▸ What to produce
Determine the number of lines that contain the word "data", then state that number and nothing more.

Start The records

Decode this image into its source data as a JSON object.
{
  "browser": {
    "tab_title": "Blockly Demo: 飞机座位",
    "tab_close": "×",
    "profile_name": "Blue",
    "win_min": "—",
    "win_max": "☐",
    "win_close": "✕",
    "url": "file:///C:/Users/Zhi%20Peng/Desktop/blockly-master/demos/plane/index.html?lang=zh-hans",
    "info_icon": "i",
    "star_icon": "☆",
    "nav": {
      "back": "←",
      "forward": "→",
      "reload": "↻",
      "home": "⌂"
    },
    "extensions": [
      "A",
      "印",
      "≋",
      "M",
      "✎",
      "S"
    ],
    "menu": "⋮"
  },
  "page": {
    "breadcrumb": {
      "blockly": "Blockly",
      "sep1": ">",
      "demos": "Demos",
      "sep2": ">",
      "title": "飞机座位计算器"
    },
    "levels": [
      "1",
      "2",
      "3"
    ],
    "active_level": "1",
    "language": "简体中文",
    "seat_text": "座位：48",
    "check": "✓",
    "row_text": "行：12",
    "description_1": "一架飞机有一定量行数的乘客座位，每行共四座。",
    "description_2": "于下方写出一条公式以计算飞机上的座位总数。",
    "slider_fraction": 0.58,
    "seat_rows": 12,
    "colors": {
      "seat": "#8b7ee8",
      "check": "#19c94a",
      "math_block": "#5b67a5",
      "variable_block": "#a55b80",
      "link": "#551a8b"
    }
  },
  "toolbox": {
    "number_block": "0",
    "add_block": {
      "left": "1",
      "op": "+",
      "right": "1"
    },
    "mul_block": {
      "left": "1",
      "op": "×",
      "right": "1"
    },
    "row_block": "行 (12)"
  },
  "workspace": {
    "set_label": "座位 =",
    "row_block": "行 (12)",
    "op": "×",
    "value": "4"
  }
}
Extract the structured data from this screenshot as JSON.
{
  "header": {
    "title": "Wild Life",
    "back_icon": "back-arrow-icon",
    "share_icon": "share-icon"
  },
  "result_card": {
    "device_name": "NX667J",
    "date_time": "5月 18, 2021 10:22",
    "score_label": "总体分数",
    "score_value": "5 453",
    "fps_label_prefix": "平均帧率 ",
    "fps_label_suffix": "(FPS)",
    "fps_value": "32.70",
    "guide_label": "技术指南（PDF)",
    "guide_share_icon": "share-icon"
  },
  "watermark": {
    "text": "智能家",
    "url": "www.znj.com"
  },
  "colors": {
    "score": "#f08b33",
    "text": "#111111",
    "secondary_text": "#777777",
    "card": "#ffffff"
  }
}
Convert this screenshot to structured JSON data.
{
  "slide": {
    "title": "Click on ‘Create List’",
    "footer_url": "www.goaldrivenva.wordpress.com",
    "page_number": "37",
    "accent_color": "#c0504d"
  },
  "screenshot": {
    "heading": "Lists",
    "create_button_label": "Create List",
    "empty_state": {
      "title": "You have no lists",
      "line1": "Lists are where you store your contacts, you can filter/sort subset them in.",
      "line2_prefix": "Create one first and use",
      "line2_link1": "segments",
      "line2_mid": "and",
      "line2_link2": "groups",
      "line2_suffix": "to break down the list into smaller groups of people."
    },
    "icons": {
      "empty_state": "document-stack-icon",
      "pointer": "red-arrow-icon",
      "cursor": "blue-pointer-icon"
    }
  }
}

End The records

▸ Finished exercise
3